## SET TASK
Copy every record below exactly as written, but leave out the pictures.

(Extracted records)
* START *

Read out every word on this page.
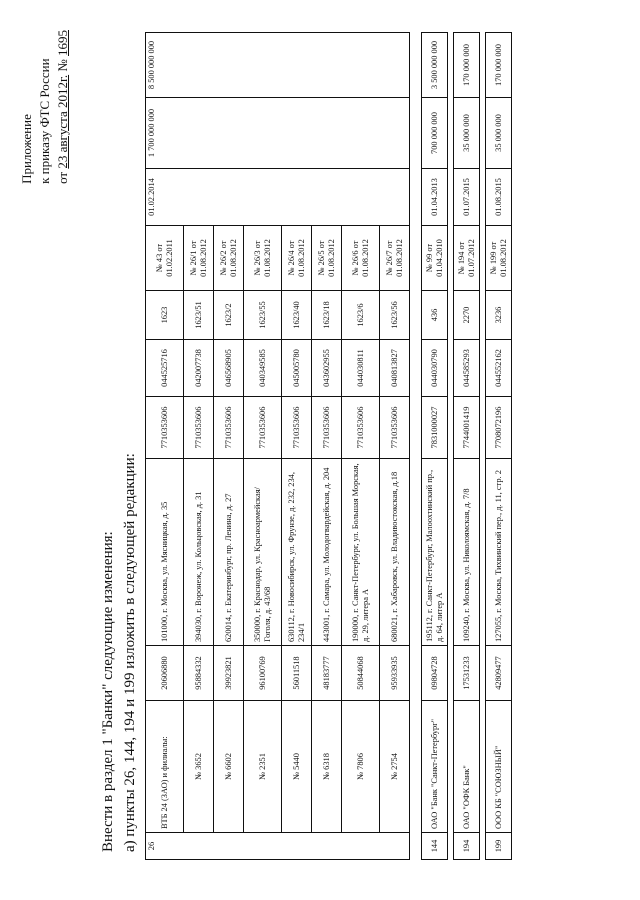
Приложение к приказу ФТС России от 23 августа 2012г. № 1695
Внести в раздел 1 "Банки" следующие изменения: а) пункты 26, 144, 194 и 199 изложить в следующей редакции: 26	ВТБ 24 (ЗАО) и филиалы:	20606880	101000, г. Москва, ул. Мясницкая, д. 35	7710353606	044525716	1623	№ 43 от 01.02.2011	01.02.2014	1 700 000 000	8 500 000 000
	№ 3652	95884332	394030, г. Воронеж, ул. Кольцовская, д. 31	7710353606	042007738	1623/51	№ 26/1 от 01.08.2012			
	№ 6602	39923821	620014, г. Екатеринбург, пр. Ленина, д. 27	7710353606	046568905	1623/2	№ 26/2 от 01.08.2012			
	№ 2351	96100769	350000, г. Краснодар, ул. Красноармейская/Гоголя, д. 43/68	7710353606	040349585	1623/55	№ 26/3 от 01.08.2012			
	№ 5440	56011518	630112, г. Новосибирск, ул. Фрунзе, д. 232, 234, 234/1	7710353606	045005780	1623/40	№ 26/4 от 01.08.2012			
	№ 6318	48183777	443001, г. Самара, ул. Молодогвардейская, д. 204	7710353606	043602955	1623/18	№ 26/5 от 01.08.2012			
	№ 7806	50844068	190000, г. Санкт-Петербург, ул. Большая Морская, д. 29, литера А	7710353606	044030811	1623/6	№ 26/6 от 01.08.2012			
	№ 2754	95933935	680021, г. Хабаровск, ул. Владивостокская, д.18	7710353606	040813827	1623/56	№ 26/7 от 01.08.2012			
144	ОАО "Банк "Санкт-Петербург"	09804728	195112, г. Санкт-Петербург, Малоохтинский пр., д. 64, литер А	7831000027	044030790	436	№ 99 от 01.04.2010	01.04.2013	700 000 000	3 500 000 000
194	ОАО "ОФК Банк"	17531233	109240, г. Москва, ул. Николоямская, д. 7/8	7744001419	044585293	2270	№ 194 от 01.07.2012	01.07.2015	35 000 000	170 000 000
199	ООО КБ "СОЮЗНЫЙ"	42809477	127055, г. Москва, Тихвинский пер., д. 11, стр. 2	7708072196	044552162	3236	№ 199 от 01.08.2012	01.08.2015	35 000 000	170 000 000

* END *

## REPLY
Read out every word on this page.
Приложение к приказу ФТС России от 23 августа 2012г. № 1695
Внести в раздел 1 "Банки" следующие изменения: а) пункты 26, 144, 194 и 199 изложить в следующей редакции: 26	ВТБ 24 (ЗАО) и филиалы:	20606880	101000, г. Москва, ул. Мясницкая, д. 35	7710353606	044525716	1623	№ 43 от 01.02.2011	01.02.2014	1 700 000 000	8 500 000 000
	№ 3652	95884332	394030, г. Воронеж, ул. Кольцовская, д. 31	7710353606	042007738	1623/51	№ 26/1 от 01.08.2012			
	№ 6602	39923821	620014, г. Екатеринбург, пр. Ленина, д. 27	7710353606	046568905	1623/2	№ 26/2 от 01.08.2012			
	№ 2351	96100769	350000, г. Краснодар, ул. Красноармейская/Гоголя, д. 43/68	7710353606	040349585	1623/55	№ 26/3 от 01.08.2012			
	№ 5440	56011518	630112, г. Новосибирск, ул. Фрунзе, д. 232, 234, 234/1	7710353606	045005780	1623/40	№ 26/4 от 01.08.2012			
	№ 6318	48183777	443001, г. Самара, ул. Молодогвардейская, д. 204	7710353606	043602955	1623/18	№ 26/5 от 01.08.2012			
	№ 7806	50844068	190000, г. Санкт-Петербург, ул. Большая Морская, д. 29, литера А	7710353606	044030811	1623/6	№ 26/6 от 01.08.2012			
	№ 2754	95933935	680021, г. Хабаровск, ул. Владивостокская, д.18	7710353606	040813827	1623/56	№ 26/7 от 01.08.2012			
144	ОАО "Банк "Санкт-Петербург"	09804728	195112, г. Санкт-Петербург, Малоохтинский пр., д. 64, литер А	7831000027	044030790	436	№ 99 от 01.04.2010	01.04.2013	700 000 000	3 500 000 000
194	ОАО "ОФК Банк"	17531233	109240, г. Москва, ул. Николоямская, д. 7/8	7744001419	044585293	2270	№ 194 от 01.07.2012	01.07.2015	35 000 000	170 000 000
199	ООО КБ "СОЮЗНЫЙ"	42809477	127055, г. Москва, Тихвинский пер., д. 11, стр. 2	7708072196	044552162	3236	№ 199 от 01.08.2012	01.08.2015	35 000 000	170 000 000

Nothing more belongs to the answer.